• _Information provided_
####

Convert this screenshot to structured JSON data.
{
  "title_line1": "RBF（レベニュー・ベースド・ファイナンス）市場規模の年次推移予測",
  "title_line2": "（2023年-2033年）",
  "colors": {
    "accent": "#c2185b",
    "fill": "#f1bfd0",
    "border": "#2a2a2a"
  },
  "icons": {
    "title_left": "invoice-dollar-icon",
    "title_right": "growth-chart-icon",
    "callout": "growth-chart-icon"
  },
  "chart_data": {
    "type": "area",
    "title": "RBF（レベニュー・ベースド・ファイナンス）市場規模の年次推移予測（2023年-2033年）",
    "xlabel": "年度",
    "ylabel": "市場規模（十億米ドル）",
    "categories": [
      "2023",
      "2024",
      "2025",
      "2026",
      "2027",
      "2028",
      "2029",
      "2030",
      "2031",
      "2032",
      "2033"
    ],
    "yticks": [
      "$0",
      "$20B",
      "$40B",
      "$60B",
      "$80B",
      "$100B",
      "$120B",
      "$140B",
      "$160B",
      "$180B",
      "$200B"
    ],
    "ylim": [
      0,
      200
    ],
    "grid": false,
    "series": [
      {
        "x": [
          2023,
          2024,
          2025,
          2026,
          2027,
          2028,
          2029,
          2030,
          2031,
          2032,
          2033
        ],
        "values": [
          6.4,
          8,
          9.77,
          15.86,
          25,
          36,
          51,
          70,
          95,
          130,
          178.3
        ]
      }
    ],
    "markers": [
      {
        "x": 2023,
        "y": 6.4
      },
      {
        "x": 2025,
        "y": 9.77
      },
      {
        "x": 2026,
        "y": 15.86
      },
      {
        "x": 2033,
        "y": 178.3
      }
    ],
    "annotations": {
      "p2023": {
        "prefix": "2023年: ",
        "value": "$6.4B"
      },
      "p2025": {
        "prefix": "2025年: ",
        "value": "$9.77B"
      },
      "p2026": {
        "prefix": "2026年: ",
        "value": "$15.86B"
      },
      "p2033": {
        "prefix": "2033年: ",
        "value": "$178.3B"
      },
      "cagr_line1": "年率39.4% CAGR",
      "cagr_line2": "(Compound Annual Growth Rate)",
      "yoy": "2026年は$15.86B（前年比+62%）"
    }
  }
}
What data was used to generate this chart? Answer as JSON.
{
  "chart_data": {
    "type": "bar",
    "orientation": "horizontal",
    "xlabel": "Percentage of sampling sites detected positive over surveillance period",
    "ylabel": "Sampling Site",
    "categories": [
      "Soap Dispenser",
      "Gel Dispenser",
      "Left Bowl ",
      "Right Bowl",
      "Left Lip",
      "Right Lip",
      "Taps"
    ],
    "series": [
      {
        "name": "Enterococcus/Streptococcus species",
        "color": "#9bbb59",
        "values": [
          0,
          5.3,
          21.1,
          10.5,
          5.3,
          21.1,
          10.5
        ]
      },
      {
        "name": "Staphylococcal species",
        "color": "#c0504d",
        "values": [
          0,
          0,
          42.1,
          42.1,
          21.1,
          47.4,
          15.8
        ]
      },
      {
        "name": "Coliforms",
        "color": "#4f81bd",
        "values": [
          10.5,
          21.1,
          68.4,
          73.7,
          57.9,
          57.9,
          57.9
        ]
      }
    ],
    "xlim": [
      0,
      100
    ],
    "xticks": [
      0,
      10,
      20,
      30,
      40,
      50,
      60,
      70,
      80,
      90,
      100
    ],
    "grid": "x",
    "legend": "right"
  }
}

####

• _Problem description_
All of the entries above should be written out again exactly.

• _Task solution_
Convert this screenshot to structured JSON data.
{
  "title_line1": "RBF（レベニュー・ベースド・ファイナンス）市場規模の年次推移予測",
  "title_line2": "（2023年-2033年）",
  "colors": {
    "accent": "#c2185b",
    "fill": "#f1bfd0",
    "border": "#2a2a2a"
  },
  "icons": {
    "title_left": "invoice-dollar-icon",
    "title_right": "growth-chart-icon",
    "callout": "growth-chart-icon"
  },
  "chart_data": {
    "type": "area",
    "title": "RBF（レベニュー・ベースド・ファイナンス）市場規模の年次推移予測（2023年-2033年）",
    "xlabel": "年度",
    "ylabel": "市場規模（十億米ドル）",
    "categories": [
      "2023",
      "2024",
      "2025",
      "2026",
      "2027",
      "2028",
      "2029",
      "2030",
      "2031",
      "2032",
      "2033"
    ],
    "yticks": [
      "$0",
      "$20B",
      "$40B",
      "$60B",
      "$80B",
      "$100B",
      "$120B",
      "$140B",
      "$160B",
      "$180B",
      "$200B"
    ],
    "ylim": [
      0,
      200
    ],
    "grid": false,
    "series": [
      {
        "x": [
          2023,
          2024,
          2025,
          2026,
          2027,
          2028,
          2029,
          2030,
          2031,
          2032,
          2033
        ],
        "values": [
          6.4,
          8,
          9.77,
          15.86,
          25,
          36,
          51,
          70,
          95,
          130,
          178.3
        ]
      }
    ],
    "markers": [
      {
        "x": 2023,
        "y": 6.4
      },
      {
        "x": 2025,
        "y": 9.77
      },
      {
        "x": 2026,
        "y": 15.86
      },
      {
        "x": 2033,
        "y": 178.3
      }
    ],
    "annotations": {
      "p2023": {
        "prefix": "2023年: ",
        "value": "$6.4B"
      },
      "p2025": {
        "prefix": "2025年: ",
        "value": "$9.77B"
      },
      "p2026": {
        "prefix": "2026年: ",
        "value": "$15.86B"
      },
      "p2033": {
        "prefix": "2033年: ",
        "value": "$178.3B"
      },
      "cagr_line1": "年率39.4% CAGR",
      "cagr_line2": "(Compound Annual Growth Rate)",
      "yoy": "2026年は$15.86B（前年比+62%）"
    }
  }
}
What data was used to generate this chart? Answer as JSON.
{
  "chart_data": {
    "type": "bar",
    "orientation": "horizontal",
    "xlabel": "Percentage of sampling sites detected positive over surveillance period",
    "ylabel": "Sampling Site",
    "categories": [
      "Soap Dispenser",
      "Gel Dispenser",
      "Left Bowl ",
      "Right Bowl",
      "Left Lip",
      "Right Lip",
      "Taps"
    ],
    "series": [
      {
        "name": "Enterococcus/Streptococcus species",
        "color": "#9bbb59",
        "values": [
          0,
          5.3,
          21.1,
          10.5,
          5.3,
          21.1,
          10.5
        ]
      },
      {
        "name": "Staphylococcal species",
        "color": "#c0504d",
        "values": [
          0,
          0,
          42.1,
          42.1,
          21.1,
          47.4,
          15.8
        ]
      },
      {
        "name": "Coliforms",
        "color": "#4f81bd",
        "values": [
          10.5,
          21.1,
          68.4,
          73.7,
          57.9,
          57.9,
          57.9
        ]
      }
    ],
    "xlim": [
      0,
      100
    ],
    "xticks": [
      0,
      10,
      20,
      30,
      40,
      50,
      60,
      70,
      80,
      90,
      100
    ],
    "grid": "x",
    "legend": "right"
  }
}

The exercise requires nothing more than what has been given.